Written task: Reproduce verbatim every row from the one containing "Identify all the" down to the one containing "- bar-series-1: [556, 233, 582, 476]", with both of those rows included.

━━━ Stored rows ━━━

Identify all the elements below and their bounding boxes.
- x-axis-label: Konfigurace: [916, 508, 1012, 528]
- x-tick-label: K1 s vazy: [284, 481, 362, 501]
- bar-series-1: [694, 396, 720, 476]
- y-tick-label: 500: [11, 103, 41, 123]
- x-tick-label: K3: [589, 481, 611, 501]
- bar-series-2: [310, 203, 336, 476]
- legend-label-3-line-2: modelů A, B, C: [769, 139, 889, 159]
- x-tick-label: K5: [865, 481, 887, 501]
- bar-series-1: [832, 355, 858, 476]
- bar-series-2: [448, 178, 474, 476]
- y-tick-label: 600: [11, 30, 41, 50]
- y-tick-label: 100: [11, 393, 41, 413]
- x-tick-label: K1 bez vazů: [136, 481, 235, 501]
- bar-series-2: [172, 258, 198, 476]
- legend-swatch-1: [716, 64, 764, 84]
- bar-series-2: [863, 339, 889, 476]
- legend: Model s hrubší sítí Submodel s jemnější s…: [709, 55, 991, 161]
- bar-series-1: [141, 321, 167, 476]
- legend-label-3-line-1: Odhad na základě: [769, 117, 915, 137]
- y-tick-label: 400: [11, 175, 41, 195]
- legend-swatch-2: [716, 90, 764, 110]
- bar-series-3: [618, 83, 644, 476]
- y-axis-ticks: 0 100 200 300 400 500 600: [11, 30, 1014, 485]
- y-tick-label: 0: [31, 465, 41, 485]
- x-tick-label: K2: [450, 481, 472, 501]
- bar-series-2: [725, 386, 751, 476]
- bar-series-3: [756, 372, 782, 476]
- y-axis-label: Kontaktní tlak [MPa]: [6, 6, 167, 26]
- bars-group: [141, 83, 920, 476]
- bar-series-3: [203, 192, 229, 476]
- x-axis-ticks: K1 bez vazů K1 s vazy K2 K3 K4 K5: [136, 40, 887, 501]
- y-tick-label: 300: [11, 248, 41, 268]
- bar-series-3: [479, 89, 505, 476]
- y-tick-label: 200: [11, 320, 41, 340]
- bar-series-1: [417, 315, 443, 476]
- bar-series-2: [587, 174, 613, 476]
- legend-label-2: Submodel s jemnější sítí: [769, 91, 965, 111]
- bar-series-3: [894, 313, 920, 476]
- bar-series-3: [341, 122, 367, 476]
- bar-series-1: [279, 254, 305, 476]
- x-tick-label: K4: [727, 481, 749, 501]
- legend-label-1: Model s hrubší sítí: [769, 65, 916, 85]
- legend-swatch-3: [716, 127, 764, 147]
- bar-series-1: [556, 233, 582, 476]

━━━
━━━ Stored rows ━━━

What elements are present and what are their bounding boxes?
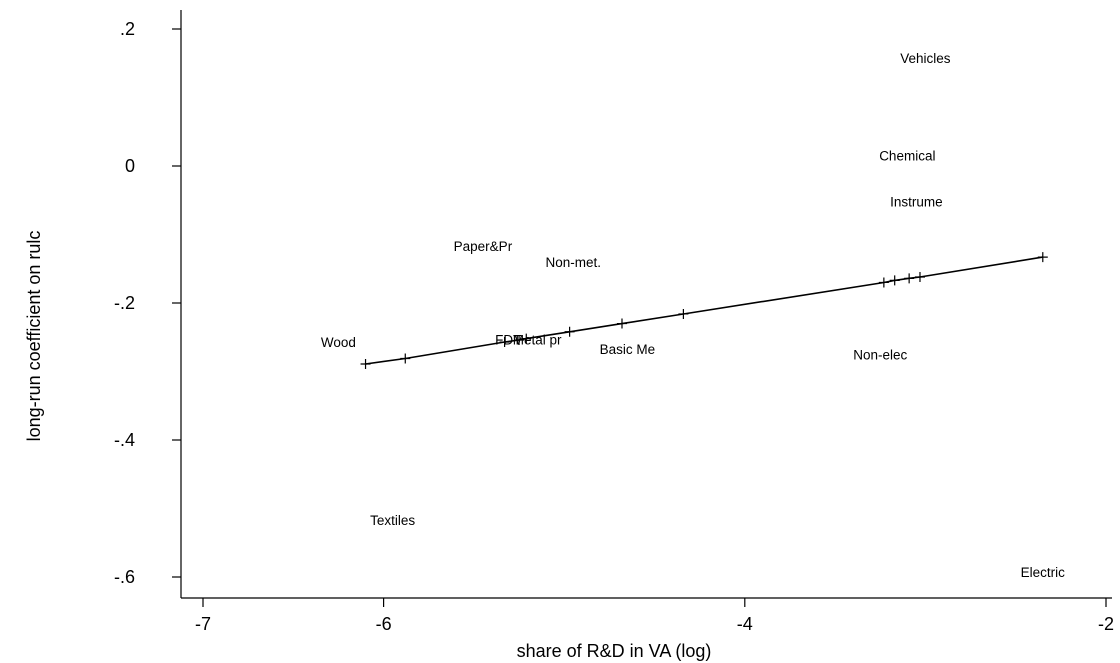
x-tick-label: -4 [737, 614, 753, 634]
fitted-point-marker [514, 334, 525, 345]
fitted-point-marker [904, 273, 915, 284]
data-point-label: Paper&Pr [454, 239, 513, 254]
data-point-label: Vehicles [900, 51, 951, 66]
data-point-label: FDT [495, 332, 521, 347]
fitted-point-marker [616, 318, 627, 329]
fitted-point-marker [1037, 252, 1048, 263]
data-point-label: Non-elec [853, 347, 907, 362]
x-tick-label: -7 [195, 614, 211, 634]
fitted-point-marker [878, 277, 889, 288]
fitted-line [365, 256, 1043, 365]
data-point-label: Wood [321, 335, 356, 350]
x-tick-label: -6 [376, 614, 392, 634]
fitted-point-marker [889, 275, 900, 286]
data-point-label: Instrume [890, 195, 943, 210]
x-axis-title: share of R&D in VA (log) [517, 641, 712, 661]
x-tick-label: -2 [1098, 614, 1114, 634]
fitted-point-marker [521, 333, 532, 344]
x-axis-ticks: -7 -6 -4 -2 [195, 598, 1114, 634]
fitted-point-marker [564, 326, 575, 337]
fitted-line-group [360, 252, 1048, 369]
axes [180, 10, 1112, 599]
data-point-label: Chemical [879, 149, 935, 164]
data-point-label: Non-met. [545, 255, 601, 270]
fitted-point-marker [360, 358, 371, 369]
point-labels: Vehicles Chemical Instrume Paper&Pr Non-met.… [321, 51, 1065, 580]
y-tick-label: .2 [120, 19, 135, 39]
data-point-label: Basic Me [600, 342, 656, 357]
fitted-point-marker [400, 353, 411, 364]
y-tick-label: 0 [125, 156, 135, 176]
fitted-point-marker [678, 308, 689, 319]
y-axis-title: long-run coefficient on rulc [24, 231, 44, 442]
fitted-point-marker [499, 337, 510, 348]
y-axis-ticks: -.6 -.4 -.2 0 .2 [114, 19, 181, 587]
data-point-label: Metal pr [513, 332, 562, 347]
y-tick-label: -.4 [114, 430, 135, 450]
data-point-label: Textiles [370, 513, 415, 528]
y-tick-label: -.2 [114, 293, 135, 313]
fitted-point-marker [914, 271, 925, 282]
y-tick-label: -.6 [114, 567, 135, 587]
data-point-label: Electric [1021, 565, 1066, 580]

━━━

Output for this exercise:
Identify all the elements below and their bounding boxes.
- x-axis-label: Konfigurace: [916, 508, 1012, 528]
- x-tick-label: K1 s vazy: [284, 481, 362, 501]
- bar-series-1: [694, 396, 720, 476]
- y-tick-label: 500: [11, 103, 41, 123]
- x-tick-label: K3: [589, 481, 611, 501]
- bar-series-2: [310, 203, 336, 476]
- legend-label-3-line-2: modelů A, B, C: [769, 139, 889, 159]
- x-tick-label: K5: [865, 481, 887, 501]
- bar-series-1: [832, 355, 858, 476]
- bar-series-2: [448, 178, 474, 476]
- y-tick-label: 600: [11, 30, 41, 50]
- y-tick-label: 100: [11, 393, 41, 413]
- x-tick-label: K1 bez vazů: [136, 481, 235, 501]
- bar-series-2: [172, 258, 198, 476]
- legend-swatch-1: [716, 64, 764, 84]
- bar-series-2: [863, 339, 889, 476]
- legend: Model s hrubší sítí Submodel s jemnější s…: [709, 55, 991, 161]
- bar-series-1: [141, 321, 167, 476]
- legend-label-3-line-1: Odhad na základě: [769, 117, 915, 137]
- y-tick-label: 400: [11, 175, 41, 195]
- legend-swatch-2: [716, 90, 764, 110]
- bar-series-3: [618, 83, 644, 476]
- y-axis-ticks: 0 100 200 300 400 500 600: [11, 30, 1014, 485]
- y-tick-label: 0: [31, 465, 41, 485]
- x-tick-label: K2: [450, 481, 472, 501]
- bar-series-2: [725, 386, 751, 476]
- bar-series-3: [756, 372, 782, 476]
- y-axis-label: Kontaktní tlak [MPa]: [6, 6, 167, 26]
- bars-group: [141, 83, 920, 476]
- bar-series-3: [203, 192, 229, 476]
- x-axis-ticks: K1 bez vazů K1 s vazy K2 K3 K4 K5: [136, 40, 887, 501]
- y-tick-label: 300: [11, 248, 41, 268]
- bar-series-3: [479, 89, 505, 476]
- y-tick-label: 200: [11, 320, 41, 340]
- bar-series-1: [417, 315, 443, 476]
- bar-series-2: [587, 174, 613, 476]
- legend-label-2: Submodel s jemnější sítí: [769, 91, 965, 111]
- bar-series-3: [894, 313, 920, 476]
- bar-series-3: [341, 122, 367, 476]
- bar-series-1: [279, 254, 305, 476]
- x-tick-label: K4: [727, 481, 749, 501]
- legend-label-1: Model s hrubší sítí: [769, 65, 916, 85]
- legend-swatch-3: [716, 127, 764, 147]
- bar-series-1: [556, 233, 582, 476]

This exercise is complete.